- **DOCUMENT**
____
Written evidence submitted by Birju Kotecha (LEG0036)


Terms of Reference


  1. This brief submission addresses the committee’s terms of reference in two respects; first, the equity of the approach to the re-investigation of cases and second, whether the proposals will promote reconciliation in Northern Ireland. Specifically, this evidence offers some observations on the following passage of the Written Statement made by the Secretary of State for Northern Ireland;


‘[O]nly cases in which there is a realistic prospect of a prosecution as a result of new compelling evidence would proceed to a full police investigation and if necessary, prosecution. Cases which do not reach this threshold, or subsequently are not referred for prosecution, would be closed and no further investigations or prosecutions would be possible....[1]


2.               Beyond the Written Statement on the 18th of March 2020, there has been no further detail provided. A significant volume of evidence was submitted in response to the NIO consultation in May 2018.[2] To avoid repeating views already (and better) expressed elsewhere, I signal such evidence in the references. Similarly, I make no remarks on any compliance with the Stormont House Agreement (SHA), the Good Friday/Belfast Agreement (GFA) or the European Convention on Human Rights (ECHR).[3]


Executive Summary







  1. I am a senior lecturer in law at the University of Northumbria, Newcastle Upon-Tyne, United Kingdom. This evidence is submitted in my personal capacity and arises from research interests in prosecutorial discretion, conflict-affected societies and reconciliation.[4]

I)               The Equity of the Approach to the Re-Investigation of Cases


  1. The approach outlined by the Rt Hon Secretary of State (para.2 above), raises the following concerns. 


  1. First, ‘[N]ew compelling evidence’ now appears to be the benchmark in determining whether there is a realistic prospect of a prosecution. However, many questions remain unanswered; What is the threshold for ‘new’ and ‘compelling’? Does this mean newly discovered evidence or simply existing evidence that has now been re-evaluated? What is ‘compelling’ (compared to, say, ‘sufficient’) and who will decide the strength and type of evidence that would qualify? What of the normal public-interest stage considerations that prosecutors are entitled to consider, especially those factors that strongly tend in favour of a prosecution?[5]


  1. These questions need to be addressed. Given the decisions are so politically contentious, including among victims, and that the decisions purport to be final, the development of guidelines and/or criteria to illuminate how such discretion is to be exercised is required (at the very least).
____
- **DATASET ENTRIES**

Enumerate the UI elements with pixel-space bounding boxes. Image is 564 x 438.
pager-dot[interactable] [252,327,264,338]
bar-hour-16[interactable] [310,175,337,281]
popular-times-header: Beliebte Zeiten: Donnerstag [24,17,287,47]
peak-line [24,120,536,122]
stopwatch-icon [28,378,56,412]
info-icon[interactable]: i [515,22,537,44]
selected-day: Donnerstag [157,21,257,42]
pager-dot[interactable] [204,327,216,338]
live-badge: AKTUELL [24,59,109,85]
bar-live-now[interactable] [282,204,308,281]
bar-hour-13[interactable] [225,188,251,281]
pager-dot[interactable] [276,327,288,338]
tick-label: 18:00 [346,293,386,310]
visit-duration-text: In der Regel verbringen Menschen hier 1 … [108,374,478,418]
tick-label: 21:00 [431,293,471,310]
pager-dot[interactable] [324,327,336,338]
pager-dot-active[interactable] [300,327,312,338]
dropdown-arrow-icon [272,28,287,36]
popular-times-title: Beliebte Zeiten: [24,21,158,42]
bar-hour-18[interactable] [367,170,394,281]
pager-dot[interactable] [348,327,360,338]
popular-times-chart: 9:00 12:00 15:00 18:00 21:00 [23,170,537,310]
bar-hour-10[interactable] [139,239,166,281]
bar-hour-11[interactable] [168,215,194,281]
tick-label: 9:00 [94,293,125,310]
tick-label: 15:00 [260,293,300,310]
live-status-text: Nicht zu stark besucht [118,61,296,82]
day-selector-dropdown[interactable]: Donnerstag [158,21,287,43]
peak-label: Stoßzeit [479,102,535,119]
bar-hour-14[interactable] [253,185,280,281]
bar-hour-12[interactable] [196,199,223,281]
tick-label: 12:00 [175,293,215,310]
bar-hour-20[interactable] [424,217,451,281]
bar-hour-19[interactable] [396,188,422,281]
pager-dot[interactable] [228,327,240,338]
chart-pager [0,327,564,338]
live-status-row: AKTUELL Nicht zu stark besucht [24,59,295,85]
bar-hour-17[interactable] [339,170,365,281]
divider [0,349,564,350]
____
- **TASKS FOR THIS EXERCISE**
a. Can you quote the written evidence submission word for word, everything from "1. These questions" down to "the very least)."?
b. Will you print the entries unchanged, everything from their first line down to the line containing "popular-times-chart: 9:00 12:00", with both of those lines included?
The written evidence submission and the entries have nothing to do with each other.

- **ANSWERS PROVIDED**
a.
1. These questions need to be addressed. Given the decisions are so politically contentious, including among victims, and that the decisions purport to be final, the development of guidelines and/or criteria to illuminate how such discretion is to be exercised is required (at the very least).

b.
Enumerate the UI elements with pixel-space bounding boxes. Image is 564 x 438.
pager-dot[interactable] [252,327,264,338]
bar-hour-16[interactable] [310,175,337,281]
popular-times-header: Beliebte Zeiten: Donnerstag [24,17,287,47]
peak-line [24,120,536,122]
stopwatch-icon [28,378,56,412]
info-icon[interactable]: i [515,22,537,44]
selected-day: Donnerstag [157,21,257,42]
pager-dot[interactable] [204,327,216,338]
live-badge: AKTUELL [24,59,109,85]
bar-live-now[interactable] [282,204,308,281]
bar-hour-13[interactable] [225,188,251,281]
pager-dot[interactable] [276,327,288,338]
tick-label: 18:00 [346,293,386,310]
visit-duration-text: In der Regel verbringen Menschen hier 1 … [108,374,478,418]
tick-label: 21:00 [431,293,471,310]
pager-dot[interactable] [324,327,336,338]
pager-dot-active[interactable] [300,327,312,338]
dropdown-arrow-icon [272,28,287,36]
popular-times-title: Beliebte Zeiten: [24,21,158,42]
bar-hour-18[interactable] [367,170,394,281]
pager-dot[interactable] [348,327,360,338]
popular-times-chart: 9:00 12:00 15:00 18:00 21:00 [23,170,537,310]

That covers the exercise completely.